YOUR OBJECTIVE: Quote the data below line for line, keeping every character unchanged.

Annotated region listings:
* Begin *
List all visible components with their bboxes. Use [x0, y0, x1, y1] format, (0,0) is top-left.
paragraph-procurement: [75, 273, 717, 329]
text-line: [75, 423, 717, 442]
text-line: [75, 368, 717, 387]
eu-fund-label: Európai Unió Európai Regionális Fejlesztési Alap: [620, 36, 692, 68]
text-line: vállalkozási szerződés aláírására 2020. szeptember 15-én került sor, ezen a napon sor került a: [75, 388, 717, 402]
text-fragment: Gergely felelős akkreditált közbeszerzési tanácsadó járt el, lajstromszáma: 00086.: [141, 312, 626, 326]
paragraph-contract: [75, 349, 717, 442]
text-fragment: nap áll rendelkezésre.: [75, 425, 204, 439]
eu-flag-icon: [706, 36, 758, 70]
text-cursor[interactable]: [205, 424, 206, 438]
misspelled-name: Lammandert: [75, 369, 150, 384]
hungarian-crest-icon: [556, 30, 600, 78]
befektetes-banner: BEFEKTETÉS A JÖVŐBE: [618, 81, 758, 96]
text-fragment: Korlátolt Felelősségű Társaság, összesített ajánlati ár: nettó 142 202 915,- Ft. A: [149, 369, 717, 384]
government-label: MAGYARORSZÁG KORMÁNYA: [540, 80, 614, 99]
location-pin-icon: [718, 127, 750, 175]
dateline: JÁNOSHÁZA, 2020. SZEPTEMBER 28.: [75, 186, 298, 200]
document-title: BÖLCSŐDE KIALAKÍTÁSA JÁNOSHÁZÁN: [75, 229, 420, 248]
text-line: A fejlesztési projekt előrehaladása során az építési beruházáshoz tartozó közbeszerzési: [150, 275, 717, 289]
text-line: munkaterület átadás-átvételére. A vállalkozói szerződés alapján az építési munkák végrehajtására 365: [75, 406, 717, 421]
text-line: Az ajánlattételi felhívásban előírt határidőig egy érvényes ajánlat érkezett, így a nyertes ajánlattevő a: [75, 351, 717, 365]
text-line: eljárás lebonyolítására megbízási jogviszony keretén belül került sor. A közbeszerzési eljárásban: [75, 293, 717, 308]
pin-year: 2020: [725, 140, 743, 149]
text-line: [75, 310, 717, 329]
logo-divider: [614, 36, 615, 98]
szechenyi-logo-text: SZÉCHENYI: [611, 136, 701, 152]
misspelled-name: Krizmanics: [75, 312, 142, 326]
* End *
SOLVED PROBLEM:
List all visible components with their bboxes. Use [x0, y0, x1, y1] format, (0,0) is top-left.
paragraph-procurement: [75, 273, 717, 329]
text-line: [75, 423, 717, 442]
text-line: [75, 368, 717, 387]
eu-fund-label: Európai Unió Európai Regionális Fejlesztési Alap: [620, 36, 692, 68]
text-line: vállalkozási szerződés aláírására 2020. szeptember 15-én került sor, ezen a napon sor került a: [75, 388, 717, 402]
text-fragment: Gergely felelős akkreditált közbeszerzési tanácsadó járt el, lajstromszáma: 00086.: [141, 312, 626, 326]
paragraph-contract: [75, 349, 717, 442]
text-fragment: nap áll rendelkezésre.: [75, 425, 204, 439]
eu-flag-icon: [706, 36, 758, 70]
text-cursor[interactable]: [205, 424, 206, 438]
misspelled-name: Lammandert: [75, 369, 150, 384]
hungarian-crest-icon: [556, 30, 600, 78]
befektetes-banner: BEFEKTETÉS A JÖVŐBE: [618, 81, 758, 96]
text-fragment: Korlátolt Felelősségű Társaság, összesített ajánlati ár: nettó 142 202 915,- Ft. A: [149, 369, 717, 384]
government-label: MAGYARORSZÁG KORMÁNYA: [540, 80, 614, 99]
location-pin-icon: [718, 127, 750, 175]
dateline: JÁNOSHÁZA, 2020. SZEPTEMBER 28.: [75, 186, 298, 200]
document-title: BÖLCSŐDE KIALAKÍTÁSA JÁNOSHÁZÁN: [75, 229, 420, 248]
text-line: A fejlesztési projekt előrehaladása során az építési beruházáshoz tartozó közbeszerzési: [150, 275, 717, 289]
text-line: munkaterület átadás-átvételére. A vállalkozói szerződés alapján az építési munkák végrehajtására 365: [75, 406, 717, 421]
text-line: Az ajánlattételi felhívásban előírt határidőig egy érvényes ajánlat érkezett, így a nyertes ajánlattevő a: [75, 351, 717, 365]
text-line: eljárás lebonyolítására megbízási jogviszony keretén belül került sor. A közbeszerzési eljárásban: [75, 293, 717, 308]
pin-year: 2020: [725, 140, 743, 149]
text-line: [75, 310, 717, 329]
logo-divider: [614, 36, 615, 98]
szechenyi-logo-text: SZÉCHENYI: [611, 136, 701, 152]
misspelled-name: Krizmanics: [75, 312, 142, 326]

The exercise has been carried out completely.